#### Written exercise:
Write out each line beneath this one exactly as it reads.

**** Listing

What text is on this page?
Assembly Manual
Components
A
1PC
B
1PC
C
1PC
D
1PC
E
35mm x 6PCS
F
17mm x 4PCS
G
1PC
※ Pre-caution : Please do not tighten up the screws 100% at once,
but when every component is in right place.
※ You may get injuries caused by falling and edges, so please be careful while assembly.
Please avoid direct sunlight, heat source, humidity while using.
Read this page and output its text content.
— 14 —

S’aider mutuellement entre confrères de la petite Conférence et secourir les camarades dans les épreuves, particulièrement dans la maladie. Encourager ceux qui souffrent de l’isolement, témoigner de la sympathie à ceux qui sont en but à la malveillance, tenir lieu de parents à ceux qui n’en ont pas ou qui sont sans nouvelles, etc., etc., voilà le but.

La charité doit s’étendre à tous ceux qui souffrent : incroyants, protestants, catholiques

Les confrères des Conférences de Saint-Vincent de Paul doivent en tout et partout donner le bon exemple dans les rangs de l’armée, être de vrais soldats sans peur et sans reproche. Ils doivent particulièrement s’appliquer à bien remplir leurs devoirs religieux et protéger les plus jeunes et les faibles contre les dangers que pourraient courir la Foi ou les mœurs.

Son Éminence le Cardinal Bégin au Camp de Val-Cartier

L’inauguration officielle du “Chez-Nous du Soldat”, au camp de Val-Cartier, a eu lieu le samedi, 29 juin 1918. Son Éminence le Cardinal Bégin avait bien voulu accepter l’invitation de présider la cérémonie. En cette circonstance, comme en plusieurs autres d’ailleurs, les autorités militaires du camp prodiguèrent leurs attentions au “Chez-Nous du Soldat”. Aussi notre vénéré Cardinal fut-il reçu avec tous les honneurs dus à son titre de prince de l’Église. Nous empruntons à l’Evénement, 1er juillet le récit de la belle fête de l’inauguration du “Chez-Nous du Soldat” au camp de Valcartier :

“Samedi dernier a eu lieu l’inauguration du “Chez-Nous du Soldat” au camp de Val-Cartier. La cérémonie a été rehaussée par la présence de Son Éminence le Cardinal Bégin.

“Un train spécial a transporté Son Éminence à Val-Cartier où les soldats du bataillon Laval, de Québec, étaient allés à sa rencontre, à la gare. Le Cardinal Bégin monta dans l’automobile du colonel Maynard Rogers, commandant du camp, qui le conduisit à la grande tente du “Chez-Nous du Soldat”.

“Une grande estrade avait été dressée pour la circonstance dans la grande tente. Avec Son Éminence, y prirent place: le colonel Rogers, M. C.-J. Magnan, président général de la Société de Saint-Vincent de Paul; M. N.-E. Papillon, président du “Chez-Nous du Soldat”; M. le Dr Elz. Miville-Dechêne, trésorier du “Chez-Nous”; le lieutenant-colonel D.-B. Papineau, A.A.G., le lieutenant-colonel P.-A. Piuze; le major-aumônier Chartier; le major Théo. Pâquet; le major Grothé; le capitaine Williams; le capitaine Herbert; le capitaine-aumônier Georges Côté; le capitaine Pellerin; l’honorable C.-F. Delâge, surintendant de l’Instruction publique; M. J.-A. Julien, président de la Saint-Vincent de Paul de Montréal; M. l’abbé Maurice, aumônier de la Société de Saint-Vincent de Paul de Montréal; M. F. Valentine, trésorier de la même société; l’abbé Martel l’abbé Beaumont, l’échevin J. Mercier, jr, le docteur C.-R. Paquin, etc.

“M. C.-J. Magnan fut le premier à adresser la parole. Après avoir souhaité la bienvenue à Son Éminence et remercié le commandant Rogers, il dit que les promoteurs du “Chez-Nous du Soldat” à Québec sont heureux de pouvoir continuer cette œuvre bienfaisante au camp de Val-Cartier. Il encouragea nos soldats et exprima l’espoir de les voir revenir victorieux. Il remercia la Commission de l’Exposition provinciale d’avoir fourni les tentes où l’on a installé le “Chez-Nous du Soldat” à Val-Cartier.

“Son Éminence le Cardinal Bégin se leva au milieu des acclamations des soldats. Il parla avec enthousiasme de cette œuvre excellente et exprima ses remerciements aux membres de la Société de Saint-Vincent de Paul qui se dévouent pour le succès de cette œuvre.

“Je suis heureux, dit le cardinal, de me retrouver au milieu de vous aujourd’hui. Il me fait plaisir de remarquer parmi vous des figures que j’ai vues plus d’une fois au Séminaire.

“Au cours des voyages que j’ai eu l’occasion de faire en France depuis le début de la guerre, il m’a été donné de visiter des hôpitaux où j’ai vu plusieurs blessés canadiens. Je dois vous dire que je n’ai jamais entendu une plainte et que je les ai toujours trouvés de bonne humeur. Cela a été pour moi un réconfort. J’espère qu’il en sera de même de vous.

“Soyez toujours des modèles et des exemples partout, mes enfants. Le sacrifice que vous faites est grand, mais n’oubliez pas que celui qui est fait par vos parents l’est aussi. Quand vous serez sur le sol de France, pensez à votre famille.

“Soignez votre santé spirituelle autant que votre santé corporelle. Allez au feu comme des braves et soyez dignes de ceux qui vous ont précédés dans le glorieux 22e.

********

#### Task answer:
What text is on this page?
Assembly Manual
Components
A
1PC
B
1PC
C
1PC
D
1PC
E
35mm x 6PCS
F
17mm x 4PCS
G
1PC
※ Pre-caution : Please do not tighten up the screws 100% at once,
but when every component is in right place.
※ You may get injuries caused by falling and edges, so please be careful while assembly.
Please avoid direct sunlight, heat source, humidity while using.
Read this page and output its text content.
— 14 —

S’aider mutuellement entre confrères de la petite Conférence et secourir les camarades dans les épreuves, particulièrement dans la maladie. Encourager ceux qui souffrent de l’isolement, témoigner de la sympathie à ceux qui sont en but à la malveillance, tenir lieu de parents à ceux qui n’en ont pas ou qui sont sans nouvelles, etc., etc., voilà le but.

La charité doit s’étendre à tous ceux qui souffrent : incroyants, protestants, catholiques

Les confrères des Conférences de Saint-Vincent de Paul doivent en tout et partout donner le bon exemple dans les rangs de l’armée, être de vrais soldats sans peur et sans reproche. Ils doivent particulièrement s’appliquer à bien remplir leurs devoirs religieux et protéger les plus jeunes et les faibles contre les dangers que pourraient courir la Foi ou les mœurs.

Son Éminence le Cardinal Bégin au Camp de Val-Cartier

L’inauguration officielle du “Chez-Nous du Soldat”, au camp de Val-Cartier, a eu lieu le samedi, 29 juin 1918. Son Éminence le Cardinal Bégin avait bien voulu accepter l’invitation de présider la cérémonie. En cette circonstance, comme en plusieurs autres d’ailleurs, les autorités militaires du camp prodiguèrent leurs attentions au “Chez-Nous du Soldat”. Aussi notre vénéré Cardinal fut-il reçu avec tous les honneurs dus à son titre de prince de l’Église. Nous empruntons à l’Evénement, 1er juillet le récit de la belle fête de l’inauguration du “Chez-Nous du Soldat” au camp de Valcartier :

“Samedi dernier a eu lieu l’inauguration du “Chez-Nous du Soldat” au camp de Val-Cartier. La cérémonie a été rehaussée par la présence de Son Éminence le Cardinal Bégin.

“Un train spécial a transporté Son Éminence à Val-Cartier où les soldats du bataillon Laval, de Québec, étaient allés à sa rencontre, à la gare. Le Cardinal Bégin monta dans l’automobile du colonel Maynard Rogers, commandant du camp, qui le conduisit à la grande tente du “Chez-Nous du Soldat”.

“Une grande estrade avait été dressée pour la circonstance dans la grande tente. Avec Son Éminence, y prirent place: le colonel Rogers, M. C.-J. Magnan, président général de la Société de Saint-Vincent de Paul; M. N.-E. Papillon, président du “Chez-Nous du Soldat”; M. le Dr Elz. Miville-Dechêne, trésorier du “Chez-Nous”; le lieutenant-colonel D.-B. Papineau, A.A.G., le lieutenant-colonel P.-A. Piuze; le major-aumônier Chartier; le major Théo. Pâquet; le major Grothé; le capitaine Williams; le capitaine Herbert; le capitaine-aumônier Georges Côté; le capitaine Pellerin; l’honorable C.-F. Delâge, surintendant de l’Instruction publique; M. J.-A. Julien, président de la Saint-Vincent de Paul de Montréal; M. l’abbé Maurice, aumônier de la Société de Saint-Vincent de Paul de Montréal; M. F. Valentine, trésorier de la même société; l’abbé Martel l’abbé Beaumont, l’échevin J. Mercier, jr, le docteur C.-R. Paquin, etc.

“M. C.-J. Magnan fut le premier à adresser la parole. Après avoir souhaité la bienvenue à Son Éminence et remercié le commandant Rogers, il dit que les promoteurs du “Chez-Nous du Soldat” à Québec sont heureux de pouvoir continuer cette œuvre bienfaisante au camp de Val-Cartier. Il encouragea nos soldats et exprima l’espoir de les voir revenir victorieux. Il remercia la Commission de l’Exposition provinciale d’avoir fourni les tentes où l’on a installé le “Chez-Nous du Soldat” à Val-Cartier.

“Son Éminence le Cardinal Bégin se leva au milieu des acclamations des soldats. Il parla avec enthousiasme de cette œuvre excellente et exprima ses remerciements aux membres de la Société de Saint-Vincent de Paul qui se dévouent pour le succès de cette œuvre.

“Je suis heureux, dit le cardinal, de me retrouver au milieu de vous aujourd’hui. Il me fait plaisir de remarquer parmi vous des figures que j’ai vues plus d’une fois au Séminaire.

“Au cours des voyages que j’ai eu l’occasion de faire en France depuis le début de la guerre, il m’a été donné de visiter des hôpitaux où j’ai vu plusieurs blessés canadiens. Je dois vous dire que je n’ai jamais entendu une plainte et que je les ai toujours trouvés de bonne humeur. Cela a été pour moi un réconfort. J’espère qu’il en sera de même de vous.

“Soyez toujours des modèles et des exemples partout, mes enfants. Le sacrifice que vous faites est grand, mais n’oubliez pas que celui qui est fait par vos parents l’est aussi. Quand vous serez sur le sol de France, pensez à votre famille.

“Soignez votre santé spirituelle autant que votre santé corporelle. Allez au feu comme des braves et soyez dignes de ceux qui vous ont précédés dans le glorieux 22e.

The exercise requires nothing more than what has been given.